Challenge: Reproduce every entry exactly.

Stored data
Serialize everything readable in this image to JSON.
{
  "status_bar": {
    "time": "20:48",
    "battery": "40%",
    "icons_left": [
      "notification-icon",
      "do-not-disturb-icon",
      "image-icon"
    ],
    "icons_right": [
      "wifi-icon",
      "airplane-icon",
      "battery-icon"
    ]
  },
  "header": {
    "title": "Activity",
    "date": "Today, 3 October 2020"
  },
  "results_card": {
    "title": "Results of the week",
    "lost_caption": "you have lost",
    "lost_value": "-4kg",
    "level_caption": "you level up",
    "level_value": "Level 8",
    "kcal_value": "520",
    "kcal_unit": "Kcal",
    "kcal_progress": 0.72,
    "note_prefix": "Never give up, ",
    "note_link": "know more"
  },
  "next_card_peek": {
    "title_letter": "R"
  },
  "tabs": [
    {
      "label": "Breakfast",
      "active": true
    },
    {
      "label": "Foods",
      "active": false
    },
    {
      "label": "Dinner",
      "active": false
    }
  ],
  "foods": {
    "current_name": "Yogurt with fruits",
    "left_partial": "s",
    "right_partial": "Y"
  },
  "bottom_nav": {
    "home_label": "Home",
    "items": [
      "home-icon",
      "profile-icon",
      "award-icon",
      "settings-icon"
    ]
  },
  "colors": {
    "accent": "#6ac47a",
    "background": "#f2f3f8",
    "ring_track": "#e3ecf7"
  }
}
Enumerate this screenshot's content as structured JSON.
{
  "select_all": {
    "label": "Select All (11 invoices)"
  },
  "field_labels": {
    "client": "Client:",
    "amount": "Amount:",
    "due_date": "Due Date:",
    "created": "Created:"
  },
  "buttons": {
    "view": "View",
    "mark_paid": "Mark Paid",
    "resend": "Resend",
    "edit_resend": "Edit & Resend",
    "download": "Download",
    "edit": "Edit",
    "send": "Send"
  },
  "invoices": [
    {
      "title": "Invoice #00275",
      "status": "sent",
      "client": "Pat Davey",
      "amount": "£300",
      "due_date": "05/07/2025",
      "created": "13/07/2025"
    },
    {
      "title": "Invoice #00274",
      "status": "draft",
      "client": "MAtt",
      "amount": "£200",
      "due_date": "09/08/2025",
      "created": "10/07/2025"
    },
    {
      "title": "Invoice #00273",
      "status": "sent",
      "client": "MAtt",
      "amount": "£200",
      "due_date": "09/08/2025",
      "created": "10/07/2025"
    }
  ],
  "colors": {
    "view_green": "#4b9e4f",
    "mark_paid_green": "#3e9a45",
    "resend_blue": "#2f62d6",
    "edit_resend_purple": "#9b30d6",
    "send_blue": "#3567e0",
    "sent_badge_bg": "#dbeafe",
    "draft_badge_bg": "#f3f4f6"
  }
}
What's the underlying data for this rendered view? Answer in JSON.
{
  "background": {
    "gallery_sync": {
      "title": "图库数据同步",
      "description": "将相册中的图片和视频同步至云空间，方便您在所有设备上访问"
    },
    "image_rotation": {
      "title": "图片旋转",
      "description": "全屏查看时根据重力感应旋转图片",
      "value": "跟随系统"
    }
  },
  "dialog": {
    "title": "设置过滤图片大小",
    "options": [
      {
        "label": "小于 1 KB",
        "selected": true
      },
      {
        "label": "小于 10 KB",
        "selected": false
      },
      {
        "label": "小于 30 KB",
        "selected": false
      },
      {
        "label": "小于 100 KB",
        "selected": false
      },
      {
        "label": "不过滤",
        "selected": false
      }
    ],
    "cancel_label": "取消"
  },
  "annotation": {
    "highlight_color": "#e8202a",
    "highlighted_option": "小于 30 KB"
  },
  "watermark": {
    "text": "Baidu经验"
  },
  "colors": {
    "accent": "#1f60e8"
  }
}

Response below:
Serialize everything readable in this image to JSON.
{
  "status_bar": {
    "time": "20:48",
    "battery": "40%",
    "icons_left": [
      "notification-icon",
      "do-not-disturb-icon",
      "image-icon"
    ],
    "icons_right": [
      "wifi-icon",
      "airplane-icon",
      "battery-icon"
    ]
  },
  "header": {
    "title": "Activity",
    "date": "Today, 3 October 2020"
  },
  "results_card": {
    "title": "Results of the week",
    "lost_caption": "you have lost",
    "lost_value": "-4kg",
    "level_caption": "you level up",
    "level_value": "Level 8",
    "kcal_value": "520",
    "kcal_unit": "Kcal",
    "kcal_progress": 0.72,
    "note_prefix": "Never give up, ",
    "note_link": "know more"
  },
  "next_card_peek": {
    "title_letter": "R"
  },
  "tabs": [
    {
      "label": "Breakfast",
      "active": true
    },
    {
      "label": "Foods",
      "active": false
    },
    {
      "label": "Dinner",
      "active": false
    }
  ],
  "foods": {
    "current_name": "Yogurt with fruits",
    "left_partial": "s",
    "right_partial": "Y"
  },
  "bottom_nav": {
    "home_label": "Home",
    "items": [
      "home-icon",
      "profile-icon",
      "award-icon",
      "settings-icon"
    ]
  },
  "colors": {
    "accent": "#6ac47a",
    "background": "#f2f3f8",
    "ring_track": "#e3ecf7"
  }
}
Enumerate this screenshot's content as structured JSON.
{
  "select_all": {
    "label": "Select All (11 invoices)"
  },
  "field_labels": {
    "client": "Client:",
    "amount": "Amount:",
    "due_date": "Due Date:",
    "created": "Created:"
  },
  "buttons": {
    "view": "View",
    "mark_paid": "Mark Paid",
    "resend": "Resend",
    "edit_resend": "Edit & Resend",
    "download": "Download",
    "edit": "Edit",
    "send": "Send"
  },
  "invoices": [
    {
      "title": "Invoice #00275",
      "status": "sent",
      "client": "Pat Davey",
      "amount": "£300",
      "due_date": "05/07/2025",
      "created": "13/07/2025"
    },
    {
      "title": "Invoice #00274",
      "status": "draft",
      "client": "MAtt",
      "amount": "£200",
      "due_date": "09/08/2025",
      "created": "10/07/2025"
    },
    {
      "title": "Invoice #00273",
      "status": "sent",
      "client": "MAtt",
      "amount": "£200",
      "due_date": "09/08/2025",
      "created": "10/07/2025"
    }
  ],
  "colors": {
    "view_green": "#4b9e4f",
    "mark_paid_green": "#3e9a45",
    "resend_blue": "#2f62d6",
    "edit_resend_purple": "#9b30d6",
    "send_blue": "#3567e0",
    "sent_badge_bg": "#dbeafe",
    "draft_badge_bg": "#f3f4f6"
  }
}
What's the underlying data for this rendered view? Answer in JSON.
{
  "background": {
    "gallery_sync": {
      "title": "图库数据同步",
      "description": "将相册中的图片和视频同步至云空间，方便您在所有设备上访问"
    },
    "image_rotation": {
      "title": "图片旋转",
      "description": "全屏查看时根据重力感应旋转图片",
      "value": "跟随系统"
    }
  },
  "dialog": {
    "title": "设置过滤图片大小",
    "options": [
      {
        "label": "小于 1 KB",
        "selected": true
      },
      {
        "label": "小于 10 KB",
        "selected": false
      },
      {
        "label": "小于 30 KB",
        "selected": false
      },
      {
        "label": "小于 100 KB",
        "selected": false
      },
      {
        "label": "不过滤",
        "selected": false
      }
    ],
    "cancel_label": "取消"
  },
  "annotation": {
    "highlight_color": "#e8202a",
    "highlighted_option": "小于 30 KB"
  },
  "watermark": {
    "text": "Baidu经验"
  },
  "colors": {
    "accent": "#1f60e8"
  }
}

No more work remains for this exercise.